**TO DO**
From the entries that follow, gather each line holding the word "CARNE".

**RECORDS FOR THIS EXERCISE**
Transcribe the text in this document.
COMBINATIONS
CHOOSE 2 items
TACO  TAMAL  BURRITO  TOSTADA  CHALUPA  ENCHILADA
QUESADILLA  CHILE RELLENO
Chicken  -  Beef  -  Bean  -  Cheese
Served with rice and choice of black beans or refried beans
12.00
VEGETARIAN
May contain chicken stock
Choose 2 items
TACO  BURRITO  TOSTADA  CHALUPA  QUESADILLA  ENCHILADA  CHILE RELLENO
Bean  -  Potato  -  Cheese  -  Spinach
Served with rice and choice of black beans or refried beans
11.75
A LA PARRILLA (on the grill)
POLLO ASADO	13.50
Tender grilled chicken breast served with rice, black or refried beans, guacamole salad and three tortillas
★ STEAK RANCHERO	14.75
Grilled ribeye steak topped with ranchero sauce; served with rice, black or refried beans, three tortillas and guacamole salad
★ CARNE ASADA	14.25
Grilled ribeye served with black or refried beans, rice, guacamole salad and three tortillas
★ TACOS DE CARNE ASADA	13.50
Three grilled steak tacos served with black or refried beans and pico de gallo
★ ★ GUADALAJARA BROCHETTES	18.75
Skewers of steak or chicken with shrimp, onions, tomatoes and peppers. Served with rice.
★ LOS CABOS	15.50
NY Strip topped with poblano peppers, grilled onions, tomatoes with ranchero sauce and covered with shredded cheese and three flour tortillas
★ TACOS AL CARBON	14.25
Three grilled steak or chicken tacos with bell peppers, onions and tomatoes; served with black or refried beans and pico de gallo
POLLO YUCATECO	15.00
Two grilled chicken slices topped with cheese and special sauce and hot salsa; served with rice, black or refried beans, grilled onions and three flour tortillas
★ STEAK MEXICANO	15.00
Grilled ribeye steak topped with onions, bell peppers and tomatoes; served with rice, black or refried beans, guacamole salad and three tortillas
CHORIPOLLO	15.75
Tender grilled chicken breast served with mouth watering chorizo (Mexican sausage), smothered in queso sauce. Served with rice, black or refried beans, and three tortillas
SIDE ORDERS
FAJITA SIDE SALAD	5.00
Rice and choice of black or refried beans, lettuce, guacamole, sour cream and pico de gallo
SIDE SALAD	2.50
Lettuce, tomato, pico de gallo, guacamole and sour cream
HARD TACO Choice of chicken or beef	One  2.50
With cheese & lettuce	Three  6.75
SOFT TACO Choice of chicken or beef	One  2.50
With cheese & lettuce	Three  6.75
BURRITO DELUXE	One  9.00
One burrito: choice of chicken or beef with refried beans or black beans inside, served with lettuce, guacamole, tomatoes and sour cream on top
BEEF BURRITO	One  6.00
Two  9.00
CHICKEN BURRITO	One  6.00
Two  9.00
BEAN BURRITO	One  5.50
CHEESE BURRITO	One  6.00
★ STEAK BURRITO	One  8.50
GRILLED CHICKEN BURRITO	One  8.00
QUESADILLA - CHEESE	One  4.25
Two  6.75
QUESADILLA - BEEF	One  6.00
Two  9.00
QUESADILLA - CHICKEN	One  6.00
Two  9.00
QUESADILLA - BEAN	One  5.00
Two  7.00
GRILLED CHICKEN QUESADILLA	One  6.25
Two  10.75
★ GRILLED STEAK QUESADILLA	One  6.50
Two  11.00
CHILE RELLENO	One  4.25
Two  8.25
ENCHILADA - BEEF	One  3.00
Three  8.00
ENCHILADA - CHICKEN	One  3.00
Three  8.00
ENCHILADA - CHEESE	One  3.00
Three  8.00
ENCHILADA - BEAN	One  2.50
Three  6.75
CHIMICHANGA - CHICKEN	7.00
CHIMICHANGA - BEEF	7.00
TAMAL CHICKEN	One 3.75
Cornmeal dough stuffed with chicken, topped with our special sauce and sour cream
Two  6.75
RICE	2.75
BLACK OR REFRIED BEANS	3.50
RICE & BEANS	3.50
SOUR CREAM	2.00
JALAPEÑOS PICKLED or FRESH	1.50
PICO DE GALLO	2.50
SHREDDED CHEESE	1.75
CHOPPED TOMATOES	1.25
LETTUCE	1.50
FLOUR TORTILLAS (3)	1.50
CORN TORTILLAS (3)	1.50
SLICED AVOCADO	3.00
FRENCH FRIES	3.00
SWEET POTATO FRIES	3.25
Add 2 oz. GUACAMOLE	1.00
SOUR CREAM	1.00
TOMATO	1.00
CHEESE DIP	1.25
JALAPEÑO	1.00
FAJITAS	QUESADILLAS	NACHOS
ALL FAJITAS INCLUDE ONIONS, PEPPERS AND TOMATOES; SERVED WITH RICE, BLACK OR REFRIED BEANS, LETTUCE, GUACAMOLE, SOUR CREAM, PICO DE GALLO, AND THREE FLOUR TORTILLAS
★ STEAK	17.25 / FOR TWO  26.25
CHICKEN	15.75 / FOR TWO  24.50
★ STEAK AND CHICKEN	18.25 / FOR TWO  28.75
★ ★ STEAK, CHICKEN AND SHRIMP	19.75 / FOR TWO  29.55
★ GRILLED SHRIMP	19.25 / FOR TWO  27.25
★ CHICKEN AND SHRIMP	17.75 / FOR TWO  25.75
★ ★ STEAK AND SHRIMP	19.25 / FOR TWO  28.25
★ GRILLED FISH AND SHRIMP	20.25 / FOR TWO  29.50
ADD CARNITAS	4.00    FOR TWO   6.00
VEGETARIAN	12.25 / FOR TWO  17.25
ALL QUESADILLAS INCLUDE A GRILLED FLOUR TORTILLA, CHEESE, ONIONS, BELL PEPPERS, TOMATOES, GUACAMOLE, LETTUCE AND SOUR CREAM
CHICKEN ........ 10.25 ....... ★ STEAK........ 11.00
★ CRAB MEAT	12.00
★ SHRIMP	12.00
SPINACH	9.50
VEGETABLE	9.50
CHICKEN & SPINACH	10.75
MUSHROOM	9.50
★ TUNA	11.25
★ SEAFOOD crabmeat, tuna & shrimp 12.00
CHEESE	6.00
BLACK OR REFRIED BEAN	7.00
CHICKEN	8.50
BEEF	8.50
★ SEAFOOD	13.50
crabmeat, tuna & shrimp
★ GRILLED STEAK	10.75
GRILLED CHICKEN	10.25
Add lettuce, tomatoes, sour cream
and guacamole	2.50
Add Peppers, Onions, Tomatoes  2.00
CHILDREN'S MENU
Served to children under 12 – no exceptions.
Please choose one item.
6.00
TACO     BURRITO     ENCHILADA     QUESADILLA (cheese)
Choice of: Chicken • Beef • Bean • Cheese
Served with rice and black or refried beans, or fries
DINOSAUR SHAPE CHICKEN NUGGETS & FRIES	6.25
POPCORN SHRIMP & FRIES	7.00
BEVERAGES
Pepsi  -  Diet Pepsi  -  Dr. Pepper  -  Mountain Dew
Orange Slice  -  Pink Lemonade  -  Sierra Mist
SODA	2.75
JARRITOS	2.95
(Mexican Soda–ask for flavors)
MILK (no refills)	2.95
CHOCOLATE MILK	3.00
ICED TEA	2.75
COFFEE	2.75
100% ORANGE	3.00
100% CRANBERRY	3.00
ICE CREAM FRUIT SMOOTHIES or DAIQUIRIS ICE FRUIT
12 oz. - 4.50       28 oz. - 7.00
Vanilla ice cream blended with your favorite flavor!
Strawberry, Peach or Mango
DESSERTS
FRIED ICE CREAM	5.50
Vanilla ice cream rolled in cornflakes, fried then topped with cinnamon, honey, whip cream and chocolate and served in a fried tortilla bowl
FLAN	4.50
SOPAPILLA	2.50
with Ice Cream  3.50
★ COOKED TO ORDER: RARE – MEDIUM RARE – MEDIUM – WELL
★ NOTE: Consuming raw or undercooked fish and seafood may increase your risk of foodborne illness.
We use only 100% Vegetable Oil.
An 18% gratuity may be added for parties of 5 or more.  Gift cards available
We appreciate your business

**RESPONSE TO THIS TASK**
★ CARNE ASADA	14.25
★ TACOS DE CARNE ASADA	13.50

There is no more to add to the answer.